:: Written request ::
Exactly reproduce all the records, keeping pictures out of the copy.

(Lines of data)
# # #

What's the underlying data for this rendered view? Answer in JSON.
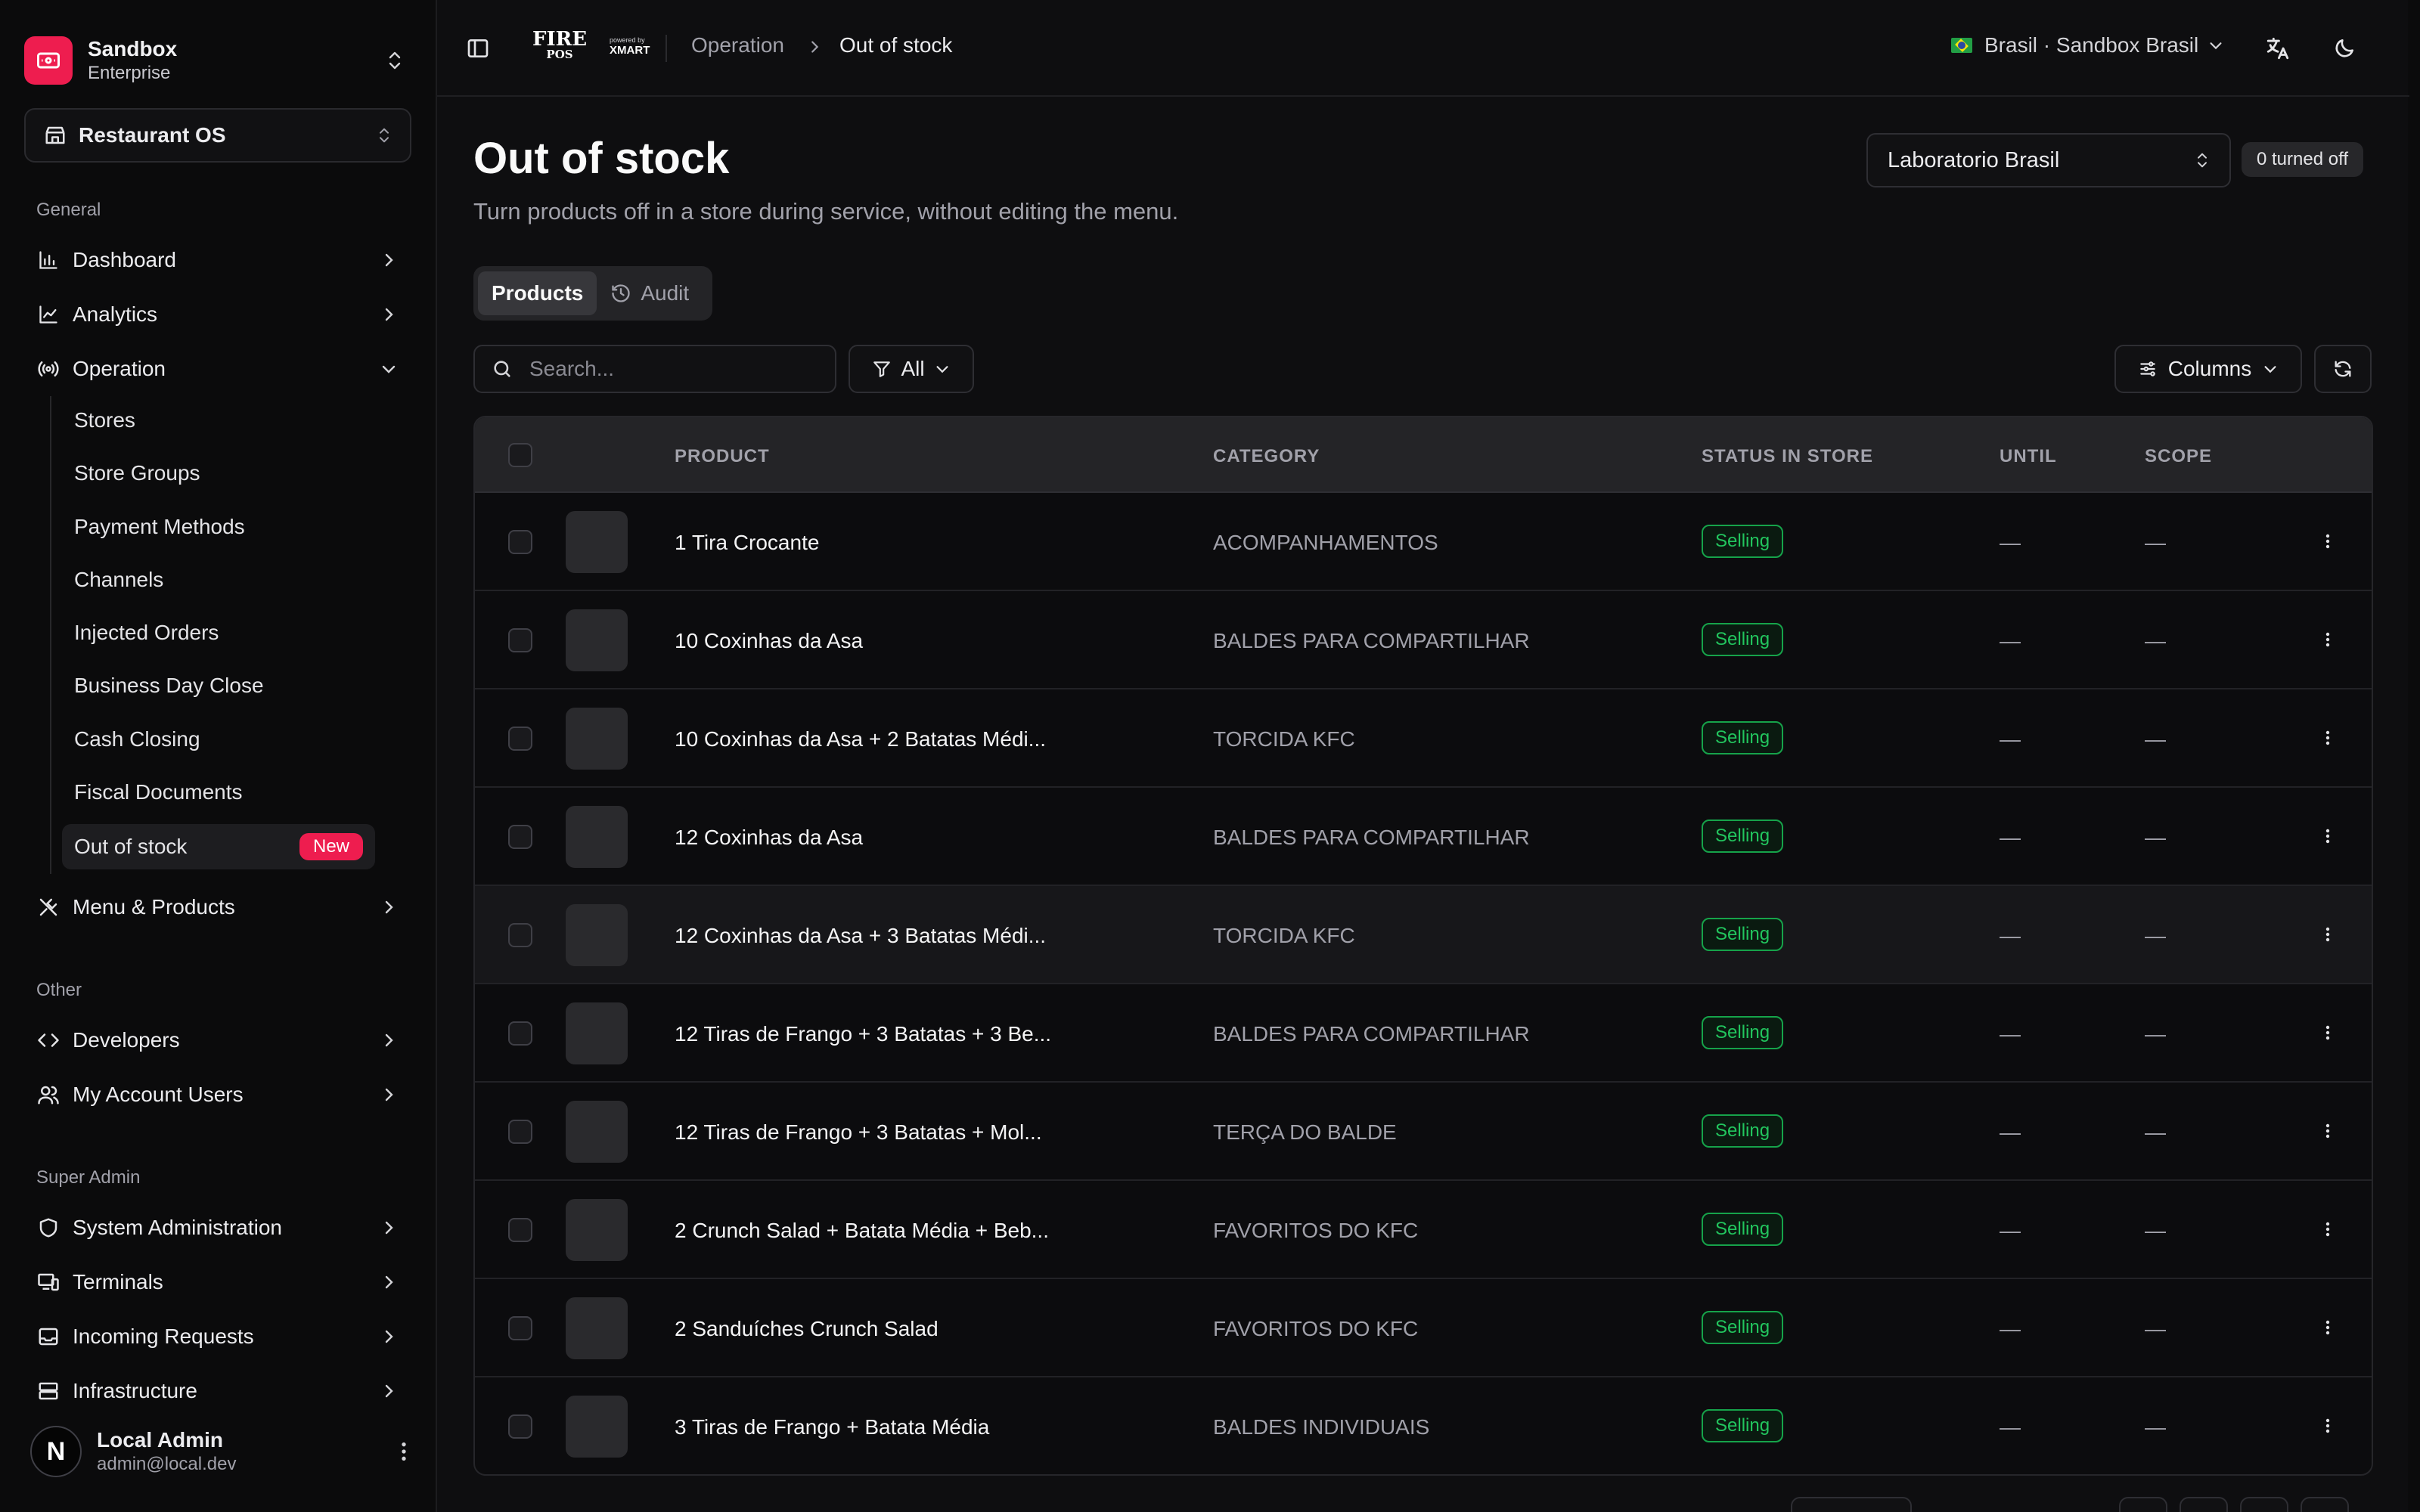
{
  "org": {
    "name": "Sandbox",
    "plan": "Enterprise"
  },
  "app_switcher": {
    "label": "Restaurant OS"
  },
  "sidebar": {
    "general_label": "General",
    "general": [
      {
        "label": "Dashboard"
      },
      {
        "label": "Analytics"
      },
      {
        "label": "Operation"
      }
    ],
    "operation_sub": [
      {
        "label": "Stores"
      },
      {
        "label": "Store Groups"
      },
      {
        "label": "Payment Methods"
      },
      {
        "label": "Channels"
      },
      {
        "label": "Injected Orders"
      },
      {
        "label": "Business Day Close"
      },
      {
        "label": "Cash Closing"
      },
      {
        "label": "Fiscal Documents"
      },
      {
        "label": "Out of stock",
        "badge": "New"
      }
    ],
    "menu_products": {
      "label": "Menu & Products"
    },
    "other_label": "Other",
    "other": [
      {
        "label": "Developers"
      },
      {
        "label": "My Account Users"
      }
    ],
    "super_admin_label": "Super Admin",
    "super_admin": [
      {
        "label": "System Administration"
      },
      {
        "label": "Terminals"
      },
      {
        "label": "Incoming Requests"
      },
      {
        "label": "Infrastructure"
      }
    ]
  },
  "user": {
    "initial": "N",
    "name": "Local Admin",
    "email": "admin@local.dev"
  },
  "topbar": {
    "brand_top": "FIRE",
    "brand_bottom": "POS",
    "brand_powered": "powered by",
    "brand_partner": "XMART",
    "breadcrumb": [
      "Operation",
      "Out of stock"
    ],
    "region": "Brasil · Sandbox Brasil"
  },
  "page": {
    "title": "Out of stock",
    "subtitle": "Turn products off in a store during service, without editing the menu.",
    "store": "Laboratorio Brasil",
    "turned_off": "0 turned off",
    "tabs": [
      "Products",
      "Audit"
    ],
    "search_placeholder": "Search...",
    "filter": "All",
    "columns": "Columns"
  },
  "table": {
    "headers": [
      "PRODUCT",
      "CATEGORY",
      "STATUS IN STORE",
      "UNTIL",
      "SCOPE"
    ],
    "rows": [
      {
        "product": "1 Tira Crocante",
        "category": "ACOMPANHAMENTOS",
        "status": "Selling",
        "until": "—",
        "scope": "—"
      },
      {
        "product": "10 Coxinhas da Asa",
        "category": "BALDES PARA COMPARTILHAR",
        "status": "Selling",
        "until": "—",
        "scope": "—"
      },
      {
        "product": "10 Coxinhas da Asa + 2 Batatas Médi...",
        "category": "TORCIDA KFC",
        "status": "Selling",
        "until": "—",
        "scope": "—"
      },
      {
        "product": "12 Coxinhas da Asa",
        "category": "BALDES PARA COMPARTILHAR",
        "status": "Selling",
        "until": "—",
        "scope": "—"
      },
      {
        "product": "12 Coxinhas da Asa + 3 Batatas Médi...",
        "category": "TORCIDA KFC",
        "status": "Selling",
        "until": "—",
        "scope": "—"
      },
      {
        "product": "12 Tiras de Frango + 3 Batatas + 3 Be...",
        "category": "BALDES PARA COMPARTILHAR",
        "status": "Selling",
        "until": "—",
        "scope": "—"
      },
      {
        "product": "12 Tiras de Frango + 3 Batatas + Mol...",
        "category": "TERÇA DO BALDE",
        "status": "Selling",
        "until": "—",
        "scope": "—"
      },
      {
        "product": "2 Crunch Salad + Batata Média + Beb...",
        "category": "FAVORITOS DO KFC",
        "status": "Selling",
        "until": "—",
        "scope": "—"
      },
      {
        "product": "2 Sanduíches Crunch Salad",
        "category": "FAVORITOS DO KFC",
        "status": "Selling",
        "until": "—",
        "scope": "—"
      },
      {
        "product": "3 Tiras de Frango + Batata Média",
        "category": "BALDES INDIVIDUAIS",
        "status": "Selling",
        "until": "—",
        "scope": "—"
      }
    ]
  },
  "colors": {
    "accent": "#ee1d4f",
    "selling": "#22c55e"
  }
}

# # #

:: Task output ::
What's the underlying data for this rendered view? Answer in JSON.
{
  "org": {
    "name": "Sandbox",
    "plan": "Enterprise"
  },
  "app_switcher": {
    "label": "Restaurant OS"
  },
  "sidebar": {
    "general_label": "General",
    "general": [
      {
        "label": "Dashboard"
      },
      {
        "label": "Analytics"
      },
      {
        "label": "Operation"
      }
    ],
    "operation_sub": [
      {
        "label": "Stores"
      },
      {
        "label": "Store Groups"
      },
      {
        "label": "Payment Methods"
      },
      {
        "label": "Channels"
      },
      {
        "label": "Injected Orders"
      },
      {
        "label": "Business Day Close"
      },
      {
        "label": "Cash Closing"
      },
      {
        "label": "Fiscal Documents"
      },
      {
        "label": "Out of stock",
        "badge": "New"
      }
    ],
    "menu_products": {
      "label": "Menu & Products"
    },
    "other_label": "Other",
    "other": [
      {
        "label": "Developers"
      },
      {
        "label": "My Account Users"
      }
    ],
    "super_admin_label": "Super Admin",
    "super_admin": [
      {
        "label": "System Administration"
      },
      {
        "label": "Terminals"
      },
      {
        "label": "Incoming Requests"
      },
      {
        "label": "Infrastructure"
      }
    ]
  },
  "user": {
    "initial": "N",
    "name": "Local Admin",
    "email": "admin@local.dev"
  },
  "topbar": {
    "brand_top": "FIRE",
    "brand_bottom": "POS",
    "brand_powered": "powered by",
    "brand_partner": "XMART",
    "breadcrumb": [
      "Operation",
      "Out of stock"
    ],
    "region": "Brasil · Sandbox Brasil"
  },
  "page": {
    "title": "Out of stock",
    "subtitle": "Turn products off in a store during service, without editing the menu.",
    "store": "Laboratorio Brasil",
    "turned_off": "0 turned off",
    "tabs": [
      "Products",
      "Audit"
    ],
    "search_placeholder": "Search...",
    "filter": "All",
    "columns": "Columns"
  },
  "table": {
    "headers": [
      "PRODUCT",
      "CATEGORY",
      "STATUS IN STORE",
      "UNTIL",
      "SCOPE"
    ],
    "rows": [
      {
        "product": "1 Tira Crocante",
        "category": "ACOMPANHAMENTOS",
        "status": "Selling",
        "until": "—",
        "scope": "—"
      },
      {
        "product": "10 Coxinhas da Asa",
        "category": "BALDES PARA COMPARTILHAR",
        "status": "Selling",
        "until": "—",
        "scope": "—"
      },
      {
        "product": "10 Coxinhas da Asa + 2 Batatas Médi...",
        "category": "TORCIDA KFC",
        "status": "Selling",
        "until": "—",
        "scope": "—"
      },
      {
        "product": "12 Coxinhas da Asa",
        "category": "BALDES PARA COMPARTILHAR",
        "status": "Selling",
        "until": "—",
        "scope": "—"
      },
      {
        "product": "12 Coxinhas da Asa + 3 Batatas Médi...",
        "category": "TORCIDA KFC",
        "status": "Selling",
        "until": "—",
        "scope": "—"
      },
      {
        "product": "12 Tiras de Frango + 3 Batatas + 3 Be...",
        "category": "BALDES PARA COMPARTILHAR",
        "status": "Selling",
        "until": "—",
        "scope": "—"
      },
      {
        "product": "12 Tiras de Frango + 3 Batatas + Mol...",
        "category": "TERÇA DO BALDE",
        "status": "Selling",
        "until": "—",
        "scope": "—"
      },
      {
        "product": "2 Crunch Salad + Batata Média + Beb...",
        "category": "FAVORITOS DO KFC",
        "status": "Selling",
        "until": "—",
        "scope": "—"
      },
      {
        "product": "2 Sanduíches Crunch Salad",
        "category": "FAVORITOS DO KFC",
        "status": "Selling",
        "until": "—",
        "scope": "—"
      },
      {
        "product": "3 Tiras de Frango + Batata Média",
        "category": "BALDES INDIVIDUAIS",
        "status": "Selling",
        "until": "—",
        "scope": "—"
      }
    ]
  },
  "colors": {
    "accent": "#ee1d4f",
    "selling": "#22c55e"
  }
}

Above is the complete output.